* START PROVIDED RECORDS *
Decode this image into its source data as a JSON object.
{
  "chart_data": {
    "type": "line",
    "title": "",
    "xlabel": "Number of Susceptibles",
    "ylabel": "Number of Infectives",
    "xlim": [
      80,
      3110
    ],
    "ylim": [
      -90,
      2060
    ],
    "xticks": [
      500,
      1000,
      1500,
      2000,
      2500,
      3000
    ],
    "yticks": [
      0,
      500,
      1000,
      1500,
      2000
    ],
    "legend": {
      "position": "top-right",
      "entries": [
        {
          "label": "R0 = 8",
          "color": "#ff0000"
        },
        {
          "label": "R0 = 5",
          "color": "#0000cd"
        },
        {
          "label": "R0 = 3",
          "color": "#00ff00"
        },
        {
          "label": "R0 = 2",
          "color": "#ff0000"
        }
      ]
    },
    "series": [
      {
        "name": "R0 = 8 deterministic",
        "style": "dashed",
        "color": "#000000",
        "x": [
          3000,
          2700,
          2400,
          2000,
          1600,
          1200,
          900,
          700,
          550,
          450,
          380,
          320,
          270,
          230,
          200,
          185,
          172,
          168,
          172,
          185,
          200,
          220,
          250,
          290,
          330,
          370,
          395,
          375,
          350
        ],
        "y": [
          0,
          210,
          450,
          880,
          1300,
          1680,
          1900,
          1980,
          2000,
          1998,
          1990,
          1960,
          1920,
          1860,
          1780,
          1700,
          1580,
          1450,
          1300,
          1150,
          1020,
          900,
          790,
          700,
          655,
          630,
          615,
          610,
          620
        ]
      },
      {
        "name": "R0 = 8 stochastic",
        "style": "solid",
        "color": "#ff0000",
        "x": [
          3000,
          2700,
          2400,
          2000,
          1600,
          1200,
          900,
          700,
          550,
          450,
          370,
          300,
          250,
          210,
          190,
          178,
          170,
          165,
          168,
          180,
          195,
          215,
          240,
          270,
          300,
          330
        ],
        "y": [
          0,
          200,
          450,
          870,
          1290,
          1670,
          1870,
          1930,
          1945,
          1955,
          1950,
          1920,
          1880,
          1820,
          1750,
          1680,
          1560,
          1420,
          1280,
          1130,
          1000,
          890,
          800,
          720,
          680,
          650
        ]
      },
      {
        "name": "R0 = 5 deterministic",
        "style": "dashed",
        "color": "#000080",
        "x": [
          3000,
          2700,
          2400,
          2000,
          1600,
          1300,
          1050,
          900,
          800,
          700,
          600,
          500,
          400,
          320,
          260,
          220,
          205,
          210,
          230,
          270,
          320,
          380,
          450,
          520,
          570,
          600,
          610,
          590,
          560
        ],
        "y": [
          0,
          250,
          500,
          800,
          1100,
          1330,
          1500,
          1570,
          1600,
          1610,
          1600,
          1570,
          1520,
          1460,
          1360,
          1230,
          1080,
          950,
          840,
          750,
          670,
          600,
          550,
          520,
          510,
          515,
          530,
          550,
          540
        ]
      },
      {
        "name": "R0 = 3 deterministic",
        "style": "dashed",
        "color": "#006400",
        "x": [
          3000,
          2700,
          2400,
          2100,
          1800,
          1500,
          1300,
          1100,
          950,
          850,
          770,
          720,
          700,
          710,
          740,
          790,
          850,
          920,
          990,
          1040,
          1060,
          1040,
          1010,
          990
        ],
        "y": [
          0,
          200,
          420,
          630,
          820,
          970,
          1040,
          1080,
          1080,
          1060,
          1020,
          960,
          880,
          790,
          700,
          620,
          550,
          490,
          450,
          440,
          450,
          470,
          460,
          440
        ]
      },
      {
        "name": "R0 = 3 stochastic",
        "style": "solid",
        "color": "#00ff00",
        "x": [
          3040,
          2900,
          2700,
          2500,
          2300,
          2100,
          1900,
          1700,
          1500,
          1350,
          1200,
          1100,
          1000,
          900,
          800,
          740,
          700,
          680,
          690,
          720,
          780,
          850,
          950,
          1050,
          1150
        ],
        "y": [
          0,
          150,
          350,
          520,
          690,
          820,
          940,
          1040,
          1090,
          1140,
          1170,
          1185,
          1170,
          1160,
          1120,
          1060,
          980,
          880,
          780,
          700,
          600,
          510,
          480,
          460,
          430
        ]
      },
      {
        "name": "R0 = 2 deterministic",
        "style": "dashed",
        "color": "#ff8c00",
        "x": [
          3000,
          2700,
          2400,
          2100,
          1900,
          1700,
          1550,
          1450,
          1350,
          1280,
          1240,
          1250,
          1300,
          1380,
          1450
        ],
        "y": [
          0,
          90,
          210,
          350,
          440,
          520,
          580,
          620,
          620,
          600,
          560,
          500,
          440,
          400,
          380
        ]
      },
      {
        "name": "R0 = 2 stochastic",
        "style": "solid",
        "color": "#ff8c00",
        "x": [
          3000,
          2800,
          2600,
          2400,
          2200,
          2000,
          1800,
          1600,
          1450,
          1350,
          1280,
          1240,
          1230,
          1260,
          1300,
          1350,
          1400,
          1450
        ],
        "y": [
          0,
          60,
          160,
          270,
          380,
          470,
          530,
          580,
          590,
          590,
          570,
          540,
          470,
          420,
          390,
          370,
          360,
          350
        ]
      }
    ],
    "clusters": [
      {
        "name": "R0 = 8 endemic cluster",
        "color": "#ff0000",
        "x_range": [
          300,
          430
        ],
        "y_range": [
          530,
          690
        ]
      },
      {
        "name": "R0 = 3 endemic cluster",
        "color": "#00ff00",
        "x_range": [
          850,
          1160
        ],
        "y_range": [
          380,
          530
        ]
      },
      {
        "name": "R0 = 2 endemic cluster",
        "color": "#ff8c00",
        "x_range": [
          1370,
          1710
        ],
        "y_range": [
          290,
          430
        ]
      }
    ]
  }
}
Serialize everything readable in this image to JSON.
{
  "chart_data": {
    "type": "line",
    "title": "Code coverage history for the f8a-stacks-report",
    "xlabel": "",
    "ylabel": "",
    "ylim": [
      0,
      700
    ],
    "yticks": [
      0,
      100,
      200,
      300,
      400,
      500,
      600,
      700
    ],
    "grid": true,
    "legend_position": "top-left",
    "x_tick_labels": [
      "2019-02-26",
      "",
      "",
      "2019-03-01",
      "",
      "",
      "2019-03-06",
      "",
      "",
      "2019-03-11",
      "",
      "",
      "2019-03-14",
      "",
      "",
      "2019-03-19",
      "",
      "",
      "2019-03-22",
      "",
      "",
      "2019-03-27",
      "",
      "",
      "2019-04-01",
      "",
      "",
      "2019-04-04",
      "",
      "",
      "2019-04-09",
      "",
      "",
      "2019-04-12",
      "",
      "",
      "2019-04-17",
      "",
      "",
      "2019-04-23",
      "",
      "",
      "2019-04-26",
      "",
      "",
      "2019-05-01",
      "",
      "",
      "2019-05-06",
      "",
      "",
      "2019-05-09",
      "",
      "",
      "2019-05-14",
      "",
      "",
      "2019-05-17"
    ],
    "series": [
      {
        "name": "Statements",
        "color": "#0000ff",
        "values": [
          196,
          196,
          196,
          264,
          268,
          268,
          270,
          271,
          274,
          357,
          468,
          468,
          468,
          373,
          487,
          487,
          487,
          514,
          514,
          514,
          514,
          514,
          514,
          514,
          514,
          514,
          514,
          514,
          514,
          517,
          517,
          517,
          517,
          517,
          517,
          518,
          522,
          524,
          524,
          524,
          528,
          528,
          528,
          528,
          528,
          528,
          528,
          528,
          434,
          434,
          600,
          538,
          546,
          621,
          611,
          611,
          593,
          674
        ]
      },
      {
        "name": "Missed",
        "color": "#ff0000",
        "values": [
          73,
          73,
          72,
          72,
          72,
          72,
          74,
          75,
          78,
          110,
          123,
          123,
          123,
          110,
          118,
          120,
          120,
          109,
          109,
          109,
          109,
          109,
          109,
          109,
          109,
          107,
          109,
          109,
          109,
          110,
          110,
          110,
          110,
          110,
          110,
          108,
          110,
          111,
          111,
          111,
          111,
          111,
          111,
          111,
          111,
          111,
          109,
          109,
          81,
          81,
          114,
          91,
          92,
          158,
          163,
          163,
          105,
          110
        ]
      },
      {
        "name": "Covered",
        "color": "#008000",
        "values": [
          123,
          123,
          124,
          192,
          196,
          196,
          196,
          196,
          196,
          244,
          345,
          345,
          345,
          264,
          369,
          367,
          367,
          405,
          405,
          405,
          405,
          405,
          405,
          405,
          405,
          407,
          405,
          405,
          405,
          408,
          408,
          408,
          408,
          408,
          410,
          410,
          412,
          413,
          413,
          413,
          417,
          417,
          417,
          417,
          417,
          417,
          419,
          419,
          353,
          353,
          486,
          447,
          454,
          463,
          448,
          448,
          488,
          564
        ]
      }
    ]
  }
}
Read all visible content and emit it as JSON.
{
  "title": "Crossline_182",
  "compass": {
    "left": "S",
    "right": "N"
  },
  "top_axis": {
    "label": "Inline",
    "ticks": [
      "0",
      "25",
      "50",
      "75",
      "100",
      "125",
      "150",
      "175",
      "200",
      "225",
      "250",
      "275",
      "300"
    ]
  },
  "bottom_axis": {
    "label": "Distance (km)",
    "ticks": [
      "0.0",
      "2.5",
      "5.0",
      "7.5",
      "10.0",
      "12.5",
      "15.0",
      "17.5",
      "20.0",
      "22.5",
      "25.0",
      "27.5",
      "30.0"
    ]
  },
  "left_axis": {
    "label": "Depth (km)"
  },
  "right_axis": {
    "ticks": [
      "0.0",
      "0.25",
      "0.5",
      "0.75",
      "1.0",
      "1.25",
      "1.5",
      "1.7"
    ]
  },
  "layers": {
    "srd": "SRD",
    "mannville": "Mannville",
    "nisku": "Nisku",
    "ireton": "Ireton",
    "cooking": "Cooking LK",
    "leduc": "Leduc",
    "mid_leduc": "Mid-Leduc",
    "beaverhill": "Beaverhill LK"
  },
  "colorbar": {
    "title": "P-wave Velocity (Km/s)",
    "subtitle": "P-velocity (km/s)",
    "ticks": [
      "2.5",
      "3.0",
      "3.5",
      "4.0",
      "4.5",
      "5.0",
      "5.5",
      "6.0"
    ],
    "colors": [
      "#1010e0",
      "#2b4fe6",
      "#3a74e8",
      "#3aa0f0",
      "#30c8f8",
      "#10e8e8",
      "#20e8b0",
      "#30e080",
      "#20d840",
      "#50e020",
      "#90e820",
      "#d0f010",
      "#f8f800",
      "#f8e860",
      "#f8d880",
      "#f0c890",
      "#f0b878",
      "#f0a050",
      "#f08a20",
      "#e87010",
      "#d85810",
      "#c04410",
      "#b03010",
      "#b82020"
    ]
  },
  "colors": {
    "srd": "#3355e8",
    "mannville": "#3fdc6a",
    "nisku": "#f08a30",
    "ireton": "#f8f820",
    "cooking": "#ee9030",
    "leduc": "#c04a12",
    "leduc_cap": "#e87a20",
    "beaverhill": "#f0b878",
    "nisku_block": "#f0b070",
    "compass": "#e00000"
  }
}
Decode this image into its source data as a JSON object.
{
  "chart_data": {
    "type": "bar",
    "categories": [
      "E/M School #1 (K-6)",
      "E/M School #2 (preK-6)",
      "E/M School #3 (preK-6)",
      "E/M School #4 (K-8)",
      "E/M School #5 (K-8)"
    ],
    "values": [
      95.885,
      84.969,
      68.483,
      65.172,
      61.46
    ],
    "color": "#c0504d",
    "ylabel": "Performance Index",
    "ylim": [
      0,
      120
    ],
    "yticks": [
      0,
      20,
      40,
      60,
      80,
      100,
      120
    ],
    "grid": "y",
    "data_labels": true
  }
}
* END PROVIDED RECORDS *
**JOB:**
Give the number of lines in the records that contain the string "endemic", with no other output.

**CORRECT RESULT:**
3